--- Start Data to process ---

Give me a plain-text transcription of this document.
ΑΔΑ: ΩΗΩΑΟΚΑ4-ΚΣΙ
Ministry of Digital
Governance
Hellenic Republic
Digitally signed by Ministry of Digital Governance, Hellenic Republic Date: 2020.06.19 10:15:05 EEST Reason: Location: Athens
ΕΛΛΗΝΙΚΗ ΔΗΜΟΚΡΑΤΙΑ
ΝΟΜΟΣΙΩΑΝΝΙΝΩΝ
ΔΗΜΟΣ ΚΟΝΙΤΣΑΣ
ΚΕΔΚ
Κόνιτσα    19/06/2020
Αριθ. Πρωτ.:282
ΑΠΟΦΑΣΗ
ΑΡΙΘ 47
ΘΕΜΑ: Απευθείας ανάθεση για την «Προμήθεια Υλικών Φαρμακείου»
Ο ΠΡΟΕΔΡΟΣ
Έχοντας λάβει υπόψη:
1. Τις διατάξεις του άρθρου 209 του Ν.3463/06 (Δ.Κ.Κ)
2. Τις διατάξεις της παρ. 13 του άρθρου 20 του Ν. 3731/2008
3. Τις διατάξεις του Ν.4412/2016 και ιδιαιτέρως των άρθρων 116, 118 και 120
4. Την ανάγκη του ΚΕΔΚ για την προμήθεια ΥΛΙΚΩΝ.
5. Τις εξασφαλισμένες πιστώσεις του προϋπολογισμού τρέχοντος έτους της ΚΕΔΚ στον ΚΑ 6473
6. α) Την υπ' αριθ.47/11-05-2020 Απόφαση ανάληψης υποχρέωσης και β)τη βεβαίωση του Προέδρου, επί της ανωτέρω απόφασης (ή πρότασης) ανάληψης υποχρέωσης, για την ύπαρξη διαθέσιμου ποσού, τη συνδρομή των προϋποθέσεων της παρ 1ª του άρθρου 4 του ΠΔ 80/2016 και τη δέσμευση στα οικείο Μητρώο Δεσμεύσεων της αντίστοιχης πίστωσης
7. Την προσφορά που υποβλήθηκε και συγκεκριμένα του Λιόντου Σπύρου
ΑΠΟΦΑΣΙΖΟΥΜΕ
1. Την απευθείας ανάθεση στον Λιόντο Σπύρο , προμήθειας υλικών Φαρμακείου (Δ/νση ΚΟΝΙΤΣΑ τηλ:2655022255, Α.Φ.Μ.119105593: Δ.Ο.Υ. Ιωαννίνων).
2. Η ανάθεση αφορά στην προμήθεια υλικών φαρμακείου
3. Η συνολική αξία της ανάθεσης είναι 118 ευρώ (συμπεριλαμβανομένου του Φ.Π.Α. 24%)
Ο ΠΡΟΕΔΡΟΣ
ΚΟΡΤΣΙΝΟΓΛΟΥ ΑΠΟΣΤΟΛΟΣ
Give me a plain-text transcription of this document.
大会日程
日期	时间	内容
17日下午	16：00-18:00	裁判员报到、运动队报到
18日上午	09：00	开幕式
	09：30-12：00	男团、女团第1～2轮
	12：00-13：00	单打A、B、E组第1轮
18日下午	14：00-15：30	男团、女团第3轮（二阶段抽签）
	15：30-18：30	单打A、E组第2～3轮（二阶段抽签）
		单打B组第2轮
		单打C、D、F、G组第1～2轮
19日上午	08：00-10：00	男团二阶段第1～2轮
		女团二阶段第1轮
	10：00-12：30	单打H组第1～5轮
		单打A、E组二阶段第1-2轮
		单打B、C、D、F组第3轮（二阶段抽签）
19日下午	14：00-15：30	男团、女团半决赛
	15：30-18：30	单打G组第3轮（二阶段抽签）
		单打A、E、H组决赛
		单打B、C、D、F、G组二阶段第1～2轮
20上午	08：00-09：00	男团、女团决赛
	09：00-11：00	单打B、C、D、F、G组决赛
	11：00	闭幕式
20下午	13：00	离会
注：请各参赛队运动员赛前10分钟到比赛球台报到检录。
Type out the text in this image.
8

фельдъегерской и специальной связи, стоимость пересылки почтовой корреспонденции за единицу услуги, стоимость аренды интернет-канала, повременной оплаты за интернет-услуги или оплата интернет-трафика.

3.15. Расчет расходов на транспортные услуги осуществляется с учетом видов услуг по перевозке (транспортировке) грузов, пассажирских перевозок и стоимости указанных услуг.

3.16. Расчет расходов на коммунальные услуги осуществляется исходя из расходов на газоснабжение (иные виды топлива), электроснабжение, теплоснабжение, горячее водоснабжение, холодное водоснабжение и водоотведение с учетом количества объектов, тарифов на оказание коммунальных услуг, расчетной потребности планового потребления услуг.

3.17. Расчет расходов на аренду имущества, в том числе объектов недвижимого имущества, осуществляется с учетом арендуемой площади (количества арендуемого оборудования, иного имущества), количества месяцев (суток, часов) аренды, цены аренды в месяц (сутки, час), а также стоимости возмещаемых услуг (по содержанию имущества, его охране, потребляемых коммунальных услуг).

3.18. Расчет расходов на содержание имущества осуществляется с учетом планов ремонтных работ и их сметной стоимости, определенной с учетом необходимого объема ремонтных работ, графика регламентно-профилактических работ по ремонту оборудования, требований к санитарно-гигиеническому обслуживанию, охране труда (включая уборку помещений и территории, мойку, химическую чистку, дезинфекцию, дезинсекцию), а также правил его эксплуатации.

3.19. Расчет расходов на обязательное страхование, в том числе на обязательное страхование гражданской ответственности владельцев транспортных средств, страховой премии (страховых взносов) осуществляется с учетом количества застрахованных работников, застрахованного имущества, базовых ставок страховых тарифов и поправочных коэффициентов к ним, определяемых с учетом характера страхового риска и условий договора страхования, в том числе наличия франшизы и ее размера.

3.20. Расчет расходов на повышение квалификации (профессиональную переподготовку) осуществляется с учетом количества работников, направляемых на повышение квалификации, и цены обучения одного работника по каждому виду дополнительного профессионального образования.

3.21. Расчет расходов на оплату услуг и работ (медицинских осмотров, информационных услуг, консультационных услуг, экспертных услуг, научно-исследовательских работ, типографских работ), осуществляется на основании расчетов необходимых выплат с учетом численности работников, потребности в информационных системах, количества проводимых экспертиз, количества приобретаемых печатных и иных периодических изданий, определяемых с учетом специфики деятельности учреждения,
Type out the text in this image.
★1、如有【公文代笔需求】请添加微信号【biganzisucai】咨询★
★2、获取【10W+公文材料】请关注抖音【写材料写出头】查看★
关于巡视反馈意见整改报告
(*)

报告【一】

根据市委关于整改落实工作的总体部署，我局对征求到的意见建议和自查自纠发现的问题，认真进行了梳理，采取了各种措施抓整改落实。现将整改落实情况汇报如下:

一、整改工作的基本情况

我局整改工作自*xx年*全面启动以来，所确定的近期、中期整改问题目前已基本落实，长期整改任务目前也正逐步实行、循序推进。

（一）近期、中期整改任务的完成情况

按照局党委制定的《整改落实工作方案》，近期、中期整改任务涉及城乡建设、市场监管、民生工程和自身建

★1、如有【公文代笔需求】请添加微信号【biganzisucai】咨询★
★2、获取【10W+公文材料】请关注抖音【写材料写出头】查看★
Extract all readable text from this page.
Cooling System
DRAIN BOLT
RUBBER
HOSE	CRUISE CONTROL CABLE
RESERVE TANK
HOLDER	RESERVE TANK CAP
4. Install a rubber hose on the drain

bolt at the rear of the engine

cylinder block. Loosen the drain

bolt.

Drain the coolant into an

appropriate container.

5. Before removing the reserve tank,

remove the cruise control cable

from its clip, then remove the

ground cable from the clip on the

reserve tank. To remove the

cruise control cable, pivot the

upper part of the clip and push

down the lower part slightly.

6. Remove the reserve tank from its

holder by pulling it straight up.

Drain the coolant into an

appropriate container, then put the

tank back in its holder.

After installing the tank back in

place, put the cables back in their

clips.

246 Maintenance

--- End Data to process ---

▶ [Directive] Retype all of the material, keeping each line exact.

▶ [Solution for this task]
Give me a plain-text transcription of this document.
ΑΔΑ: ΩΗΩΑΟΚΑ4-ΚΣΙ
Ministry of Digital
Governance
Hellenic Republic
Digitally signed by Ministry of Digital Governance, Hellenic Republic Date: 2020.06.19 10:15:05 EEST Reason: Location: Athens
ΕΛΛΗΝΙΚΗ ΔΗΜΟΚΡΑΤΙΑ
ΝΟΜΟΣΙΩΑΝΝΙΝΩΝ
ΔΗΜΟΣ ΚΟΝΙΤΣΑΣ
ΚΕΔΚ
Κόνιτσα    19/06/2020
Αριθ. Πρωτ.:282
ΑΠΟΦΑΣΗ
ΑΡΙΘ 47
ΘΕΜΑ: Απευθείας ανάθεση για την «Προμήθεια Υλικών Φαρμακείου»
Ο ΠΡΟΕΔΡΟΣ
Έχοντας λάβει υπόψη:
1. Τις διατάξεις του άρθρου 209 του Ν.3463/06 (Δ.Κ.Κ)
2. Τις διατάξεις της παρ. 13 του άρθρου 20 του Ν. 3731/2008
3. Τις διατάξεις του Ν.4412/2016 και ιδιαιτέρως των άρθρων 116, 118 και 120
4. Την ανάγκη του ΚΕΔΚ για την προμήθεια ΥΛΙΚΩΝ.
5. Τις εξασφαλισμένες πιστώσεις του προϋπολογισμού τρέχοντος έτους της ΚΕΔΚ στον ΚΑ 6473
6. α) Την υπ' αριθ.47/11-05-2020 Απόφαση ανάληψης υποχρέωσης και β)τη βεβαίωση του Προέδρου, επί της ανωτέρω απόφασης (ή πρότασης) ανάληψης υποχρέωσης, για την ύπαρξη διαθέσιμου ποσού, τη συνδρομή των προϋποθέσεων της παρ 1ª του άρθρου 4 του ΠΔ 80/2016 και τη δέσμευση στα οικείο Μητρώο Δεσμεύσεων της αντίστοιχης πίστωσης
7. Την προσφορά που υποβλήθηκε και συγκεκριμένα του Λιόντου Σπύρου
ΑΠΟΦΑΣΙΖΟΥΜΕ
1. Την απευθείας ανάθεση στον Λιόντο Σπύρο , προμήθειας υλικών Φαρμακείου (Δ/νση ΚΟΝΙΤΣΑ τηλ:2655022255, Α.Φ.Μ.119105593: Δ.Ο.Υ. Ιωαννίνων).
2. Η ανάθεση αφορά στην προμήθεια υλικών φαρμακείου
3. Η συνολική αξία της ανάθεσης είναι 118 ευρώ (συμπεριλαμβανομένου του Φ.Π.Α. 24%)
Ο ΠΡΟΕΔΡΟΣ
ΚΟΡΤΣΙΝΟΓΛΟΥ ΑΠΟΣΤΟΛΟΣ
Give me a plain-text transcription of this document.
大会日程
日期	时间	内容
17日下午	16：00-18:00	裁判员报到、运动队报到
18日上午	09：00	开幕式
	09：30-12：00	男团、女团第1～2轮
	12：00-13：00	单打A、B、E组第1轮
18日下午	14：00-15：30	男团、女团第3轮（二阶段抽签）
	15：30-18：30	单打A、E组第2～3轮（二阶段抽签）
		单打B组第2轮
		单打C、D、F、G组第1～2轮
19日上午	08：00-10：00	男团二阶段第1～2轮
		女团二阶段第1轮
	10：00-12：30	单打H组第1～5轮
		单打A、E组二阶段第1-2轮
		单打B、C、D、F组第3轮（二阶段抽签）
19日下午	14：00-15：30	男团、女团半决赛
	15：30-18：30	单打G组第3轮（二阶段抽签）
		单打A、E、H组决赛
		单打B、C、D、F、G组二阶段第1～2轮
20上午	08：00-09：00	男团、女团决赛
	09：00-11：00	单打B、C、D、F、G组决赛
	11：00	闭幕式
20下午	13：00	离会
注：请各参赛队运动员赛前10分钟到比赛球台报到检录。
Type out the text in this image.
8

фельдъегерской и специальной связи, стоимость пересылки почтовой корреспонденции за единицу услуги, стоимость аренды интернет-канала, повременной оплаты за интернет-услуги или оплата интернет-трафика.

3.15. Расчет расходов на транспортные услуги осуществляется с учетом видов услуг по перевозке (транспортировке) грузов, пассажирских перевозок и стоимости указанных услуг.

3.16. Расчет расходов на коммунальные услуги осуществляется исходя из расходов на газоснабжение (иные виды топлива), электроснабжение, теплоснабжение, горячее водоснабжение, холодное водоснабжение и водоотведение с учетом количества объектов, тарифов на оказание коммунальных услуг, расчетной потребности планового потребления услуг.

3.17. Расчет расходов на аренду имущества, в том числе объектов недвижимого имущества, осуществляется с учетом арендуемой площади (количества арендуемого оборудования, иного имущества), количества месяцев (суток, часов) аренды, цены аренды в месяц (сутки, час), а также стоимости возмещаемых услуг (по содержанию имущества, его охране, потребляемых коммунальных услуг).

3.18. Расчет расходов на содержание имущества осуществляется с учетом планов ремонтных работ и их сметной стоимости, определенной с учетом необходимого объема ремонтных работ, графика регламентно-профилактических работ по ремонту оборудования, требований к санитарно-гигиеническому обслуживанию, охране труда (включая уборку помещений и территории, мойку, химическую чистку, дезинфекцию, дезинсекцию), а также правил его эксплуатации.

3.19. Расчет расходов на обязательное страхование, в том числе на обязательное страхование гражданской ответственности владельцев транспортных средств, страховой премии (страховых взносов) осуществляется с учетом количества застрахованных работников, застрахованного имущества, базовых ставок страховых тарифов и поправочных коэффициентов к ним, определяемых с учетом характера страхового риска и условий договора страхования, в том числе наличия франшизы и ее размера.

3.20. Расчет расходов на повышение квалификации (профессиональную переподготовку) осуществляется с учетом количества работников, направляемых на повышение квалификации, и цены обучения одного работника по каждому виду дополнительного профессионального образования.

3.21. Расчет расходов на оплату услуг и работ (медицинских осмотров, информационных услуг, консультационных услуг, экспертных услуг, научно-исследовательских работ, типографских работ), осуществляется на основании расчетов необходимых выплат с учетом численности работников, потребности в информационных системах, количества проводимых экспертиз, количества приобретаемых печатных и иных периодических изданий, определяемых с учетом специфики деятельности учреждения,
Type out the text in this image.
★1、如有【公文代笔需求】请添加微信号【biganzisucai】咨询★
★2、获取【10W+公文材料】请关注抖音【写材料写出头】查看★
关于巡视反馈意见整改报告
(*)

报告【一】

根据市委关于整改落实工作的总体部署，我局对征求到的意见建议和自查自纠发现的问题，认真进行了梳理，采取了各种措施抓整改落实。现将整改落实情况汇报如下:

一、整改工作的基本情况

我局整改工作自*xx年*全面启动以来，所确定的近期、中期整改问题目前已基本落实，长期整改任务目前也正逐步实行、循序推进。

（一）近期、中期整改任务的完成情况

按照局党委制定的《整改落实工作方案》，近期、中期整改任务涉及城乡建设、市场监管、民生工程和自身建

★1、如有【公文代笔需求】请添加微信号【biganzisucai】咨询★
★2、获取【10W+公文材料】请关注抖音【写材料写出头】查看★
Extract all readable text from this page.
Cooling System
DRAIN BOLT
RUBBER
HOSE	CRUISE CONTROL CABLE
RESERVE TANK
HOLDER	RESERVE TANK CAP
4. Install a rubber hose on the drain

bolt at the rear of the engine

cylinder block. Loosen the drain

bolt.

Drain the coolant into an

appropriate container.

5. Before removing the reserve tank,

remove the cruise control cable

from its clip, then remove the

ground cable from the clip on the

reserve tank. To remove the

cruise control cable, pivot the

upper part of the clip and push

down the lower part slightly.

6. Remove the reserve tank from its

holder by pulling it straight up.

Drain the coolant into an

appropriate container, then put the

tank back in its holder.

After installing the tank back in

place, put the cables back in their

clips.

246 Maintenance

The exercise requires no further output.